Questa volta, con un altro regista, con un altro libro, con un altro film che forse non riceverà nessun premio perché è duro, è nero pece, fa venire i crampi allo stomaco e soprattutto è un film che narra di un sacrificio redentore, forse questa volta potremo dire che tradurre non è stato tradire, e che il padre è quel padre e che il figlio è quel figlio, senza nessuna edulcorazione hollywoodiana, senza nessuna introspezione psicologica, senza nessuna blandizia sentimentale: «Credo che sia ottobre – sono le prime parole del padre –, ma non ne ho la certezza. Ogni giorno è grigio, freddo. Il mondo muore. Presto tutti gli alberi del mondo cadranno».
Come nel romanzo si è subito in viaggio. Qualche flashback ci restituisce il volto della madre, una dea disfatta che non ce l’ha fatta a sopportare l’incolore vuoto di un universo in cui «non c’è dopo. Adesso è dopo». Il padre e il figlio vanno a sud, in cerca di caldo, imbattendosi di tanto in tanto in qualche altro sopravvissuto a una catastrofe di cui non si dice né nome né motivo. In questo esodo familiare, l’unica certezza è costituita da avere le scarpe ai piedi, qualche brandello di cibo rovistato nella spazzatura e il fatto che «il bambino è la mia garanzia e se non è lui il verbo di Dio, allora Dio non ha mai parlato». La strada non ci risparmia nulla, ma ci fa vedere tutto attraverso gli occhi del padre e del figlio: i luridi cenciosi che stanno ai bordi delle strade come aviatori abbattuti, antropofagi tagliagole pronti a sgozzare bambini per i loro sabbah mefistotelici, dispense piene di corpi umani destinati alla tavola imbandita di qualche cannibale subumano. Il bambino vede tutto, tutto. I cadaveri penzolanti dalle travi («Non è come pensi. Si sono suicidati. Perché? Lo sai perché»), gli incendi, le esplosioni, la distruzione. Vede il padre spiegargli come mettere la pistola in bocca, «se ti prendono puntala in alto e poi premi il grilletto». Vede il padre rammendarsi una ferita con una pinzatrice e un brandello di scotch. Vede qualche immagine del mondo come fu, ma solo su un libro, al chiarore incerto di una molotov.
**********
◆ Breve esercizio ◆
Potresti proseguire il brano sul film del padre e del figlio in viaggio verso sud, ripartendo subito dopo la sua ultima frase?
**********
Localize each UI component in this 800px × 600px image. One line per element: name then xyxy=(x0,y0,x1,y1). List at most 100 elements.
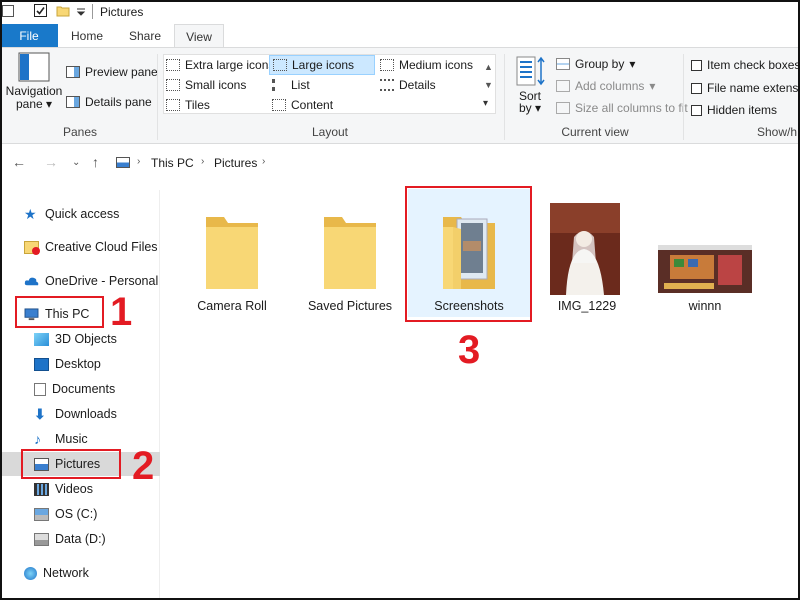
show-hide-group-label: Show/h xyxy=(757,125,798,139)
back-arrow-icon[interactable]: ← xyxy=(12,154,26,170)
folder-icon xyxy=(206,217,258,289)
large-icons-option[interactable]: Large icons xyxy=(269,55,375,75)
nav-desktop[interactable]: Desktop xyxy=(0,352,160,376)
add-columns-icon xyxy=(556,80,570,92)
hidden-items-toggle[interactable]: Hidden items xyxy=(691,103,777,117)
extra-large-icons-label: Extra large icons xyxy=(185,58,275,72)
nav-onedrive[interactable]: OneDrive - Personal xyxy=(0,269,160,293)
file-item-img-1229[interactable]: IMG_1229 xyxy=(526,189,648,317)
annotation-number-3: 3 xyxy=(458,328,481,372)
size-all-columns-label: Size all columns to fit xyxy=(575,101,688,115)
tab-home[interactable]: Home xyxy=(58,24,116,48)
nav-videos-label: Videos xyxy=(55,482,93,496)
navigation-pane-label-1: Navigation xyxy=(5,84,63,98)
hidden-items-checkbox[interactable] xyxy=(691,104,702,116)
pictures-location-icon xyxy=(116,157,130,168)
new-folder-icon[interactable] xyxy=(56,4,70,18)
extra-large-icons-option[interactable]: Extra large icons xyxy=(166,58,274,72)
breadcrumb-chevron-icon[interactable]: › xyxy=(201,156,204,167)
file-name-extensions-label: File name extensio xyxy=(707,81,800,95)
navigation-pane: ★ Quick access Creative Cloud Files OneD… xyxy=(0,190,160,600)
address-bar[interactable]: › This PC › Pictures › xyxy=(110,149,800,177)
file-item-winnn[interactable]: winnn xyxy=(644,189,766,317)
medium-icons-option[interactable]: Medium icons xyxy=(380,58,473,72)
tiles-option[interactable]: Tiles xyxy=(166,98,210,112)
file-name: Screenshots xyxy=(434,299,504,313)
cube-icon xyxy=(34,332,49,346)
list-label: List xyxy=(291,78,310,92)
item-check-boxes-toggle[interactable]: Item check boxes xyxy=(691,58,800,72)
breadcrumb-chevron-icon[interactable]: › xyxy=(262,156,265,167)
drive-icon xyxy=(34,532,49,546)
nav-data-d-label: Data (D:) xyxy=(55,532,106,546)
details-option[interactable]: Details xyxy=(380,78,436,92)
folder-icon xyxy=(324,217,376,289)
file-item-screenshots[interactable]: Screenshots xyxy=(408,189,530,317)
nav-this-pc[interactable]: This PC xyxy=(0,302,160,326)
tiles-label: Tiles xyxy=(185,98,210,112)
breadcrumb-pictures[interactable]: Pictures xyxy=(214,156,257,170)
window-title: Pictures xyxy=(100,5,144,19)
sort-by-icon xyxy=(516,56,545,86)
file-name: IMG_1229 xyxy=(557,299,617,313)
nav-documents[interactable]: Documents xyxy=(0,377,160,401)
folder-with-thumbnails-icon xyxy=(443,217,495,289)
file-item-saved-pictures[interactable]: Saved Pictures xyxy=(289,189,411,317)
customize-quick-access-icon[interactable] xyxy=(76,6,90,20)
window-icon[interactable] xyxy=(2,5,14,17)
desktop-icon xyxy=(34,357,49,371)
tab-share[interactable]: Share xyxy=(116,24,174,48)
size-all-columns-button[interactable]: Size all columns to fit xyxy=(556,101,688,115)
group-by-icon xyxy=(556,58,570,70)
up-arrow-icon[interactable]: ↑ xyxy=(92,154,99,170)
nav-downloads[interactable]: ⬇ Downloads xyxy=(0,402,160,426)
small-icons-option[interactable]: Small icons xyxy=(166,78,246,92)
tab-file[interactable]: File xyxy=(0,24,58,48)
nav-creative-cloud[interactable]: Creative Cloud Files xyxy=(0,235,160,259)
sort-label-2: by ▾ xyxy=(518,101,542,115)
file-name-extensions-checkbox[interactable] xyxy=(691,82,702,94)
breadcrumb-chevron-icon[interactable]: › xyxy=(137,156,140,167)
nav-data-d[interactable]: Data (D:) xyxy=(0,527,160,551)
navigation-pane-button[interactable]: Navigation pane ▾ xyxy=(6,52,62,111)
recent-locations-icon[interactable]: ⌄ xyxy=(72,157,80,168)
small-icons-label: Small icons xyxy=(185,78,247,92)
annotation-number-1: 1 xyxy=(110,290,133,334)
sort-by-button[interactable]: Sort by ▾ xyxy=(512,54,548,115)
group-by-button[interactable]: Group by ▾ xyxy=(556,57,635,71)
content-option[interactable]: Content xyxy=(272,98,333,112)
nav-music-label: Music xyxy=(55,432,88,446)
layout-scroll-arrows[interactable]: ▲ ▼ xyxy=(484,58,493,94)
medium-icons-label: Medium icons xyxy=(399,58,474,72)
nav-3d-objects[interactable]: 3D Objects xyxy=(0,327,160,351)
film-icon xyxy=(34,482,49,496)
layout-more-icon[interactable]: ▾ xyxy=(483,98,488,109)
ribbon-separator xyxy=(683,54,684,140)
add-columns-button[interactable]: Add columns ▾ xyxy=(556,79,655,93)
group-by-label: Group by xyxy=(575,57,625,71)
nav-network-label: Network xyxy=(43,566,89,580)
breadcrumb-this-pc[interactable]: This PC xyxy=(151,156,194,170)
forward-arrow-icon[interactable]: → xyxy=(44,154,58,170)
large-icons-label: Large icons xyxy=(292,58,355,72)
item-check-boxes-checkbox[interactable] xyxy=(691,59,702,71)
properties-icon[interactable] xyxy=(34,4,47,17)
title-separator xyxy=(92,4,93,19)
address-bar-row: ← → ⌄ ↑ › This PC › Pictures › xyxy=(0,145,800,181)
file-item-camera-roll[interactable]: Camera Roll xyxy=(171,189,293,317)
ribbon: Navigation pane ▾ Preview pane Details p… xyxy=(0,47,800,144)
file-name-extensions-toggle[interactable]: File name extensio xyxy=(691,81,800,95)
nav-os-c[interactable]: OS (C:) xyxy=(0,502,160,526)
nav-quick-access[interactable]: ★ Quick access xyxy=(0,202,160,226)
preview-pane-button[interactable]: Preview pane xyxy=(66,65,158,79)
annotation-number-2: 2 xyxy=(132,444,155,488)
list-option[interactable]: List xyxy=(272,78,310,92)
nav-network[interactable]: Network xyxy=(0,561,160,585)
pictures-icon xyxy=(34,457,49,471)
add-columns-label: Add columns xyxy=(575,79,645,93)
details-pane-button[interactable]: Details pane xyxy=(66,95,152,109)
file-name: Saved Pictures xyxy=(307,299,393,313)
tab-view[interactable]: View xyxy=(174,24,224,49)
details-icon xyxy=(380,79,394,91)
layout-group-label: Layout xyxy=(311,125,349,139)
**********
◆ Risultato del compito ◆
E l’educato diventa educatore
In questo viaggio sul fondo della Geenna il padre e il figlio «sono uno il mondo intero dell’altro», ma ad ogni passo questo mondo senza domani si trasforma. Anche all’inferno ci sono sprazzi di purgatorio. Una Coca-Cola, una sigaretta, un whisky, un bagno con lo shampoo. Soprattutto la certezza che «noi portiamo il fuoco», noi che, per una grazia immeritata, protendiamo le mani nel buio e ringraziamo «per la zuppa e i tacos». Sarà il figlio la salvezza del padre contro la disillusione, il nichilismo dal volto disumano e il grigio nulla che avanza. «Per me è come Dio», dirà ad un certo punto il padre, costretto ad arrendersi al richiamo del bambino che lo supplica di aiutare un vecchio cencioso: «Dici sempre di stare attento ai cattivi. Quel vecchio non era cattivo. Non vedi più la differenza». E quando il padre gli rimprovererà di volersi preoccupare per chi «morirà comunque», il figlio si farà educatore del suo educatore: «Tocca a me, invece. Tocca a me preoccuparmi».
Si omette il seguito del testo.